(Records from a collection)
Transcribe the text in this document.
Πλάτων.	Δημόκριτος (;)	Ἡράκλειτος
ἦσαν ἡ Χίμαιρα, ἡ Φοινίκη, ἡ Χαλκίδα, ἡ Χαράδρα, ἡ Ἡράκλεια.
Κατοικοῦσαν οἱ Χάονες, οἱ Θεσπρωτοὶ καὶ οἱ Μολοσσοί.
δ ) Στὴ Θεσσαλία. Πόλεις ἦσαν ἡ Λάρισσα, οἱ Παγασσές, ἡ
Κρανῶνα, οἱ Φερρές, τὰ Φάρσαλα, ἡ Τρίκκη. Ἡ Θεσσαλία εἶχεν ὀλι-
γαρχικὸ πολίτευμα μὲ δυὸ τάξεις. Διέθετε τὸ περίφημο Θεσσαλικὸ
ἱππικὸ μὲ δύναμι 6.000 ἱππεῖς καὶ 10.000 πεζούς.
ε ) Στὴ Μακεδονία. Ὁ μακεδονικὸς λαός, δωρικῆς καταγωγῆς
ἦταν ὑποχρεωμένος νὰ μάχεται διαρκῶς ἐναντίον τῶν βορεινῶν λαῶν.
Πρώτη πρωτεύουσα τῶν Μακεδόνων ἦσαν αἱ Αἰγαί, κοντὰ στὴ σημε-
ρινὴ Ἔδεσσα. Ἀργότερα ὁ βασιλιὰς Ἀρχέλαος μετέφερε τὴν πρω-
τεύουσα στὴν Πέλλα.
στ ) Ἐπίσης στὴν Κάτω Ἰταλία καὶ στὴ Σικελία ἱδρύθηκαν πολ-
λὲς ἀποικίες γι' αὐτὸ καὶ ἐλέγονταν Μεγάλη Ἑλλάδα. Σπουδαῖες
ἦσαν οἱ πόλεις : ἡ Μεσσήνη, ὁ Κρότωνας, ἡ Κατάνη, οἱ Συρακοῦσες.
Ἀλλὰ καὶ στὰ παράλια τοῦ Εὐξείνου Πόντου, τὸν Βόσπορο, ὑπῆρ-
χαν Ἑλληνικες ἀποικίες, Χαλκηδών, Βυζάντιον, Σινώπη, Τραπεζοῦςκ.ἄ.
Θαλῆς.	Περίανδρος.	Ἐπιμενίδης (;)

● Goal: Which lines include "ἦσαν"? Copy each of them out.

● Reply:
ἦσαν ἡ Χίμαιρα, ἡ Φοινίκη, ἡ Χαλκίδα, ἡ Χαράδρα, ἡ Ἡράκλεια.
δ ) Στὴ Θεσσαλία. Πόλεις ἦσαν ἡ Λάρισσα, οἱ Παγασσές, ἡ
Πρώτη πρωτεύουσα τῶν Μακεδόνων ἦσαν αἱ Αἰγαί, κοντὰ στὴ σημε-
ἦσαν οἱ πόλεις : ἡ Μεσσήνη, ὁ Κρότωνας, ἡ Κατάνη, οἱ Συρακοῦσες.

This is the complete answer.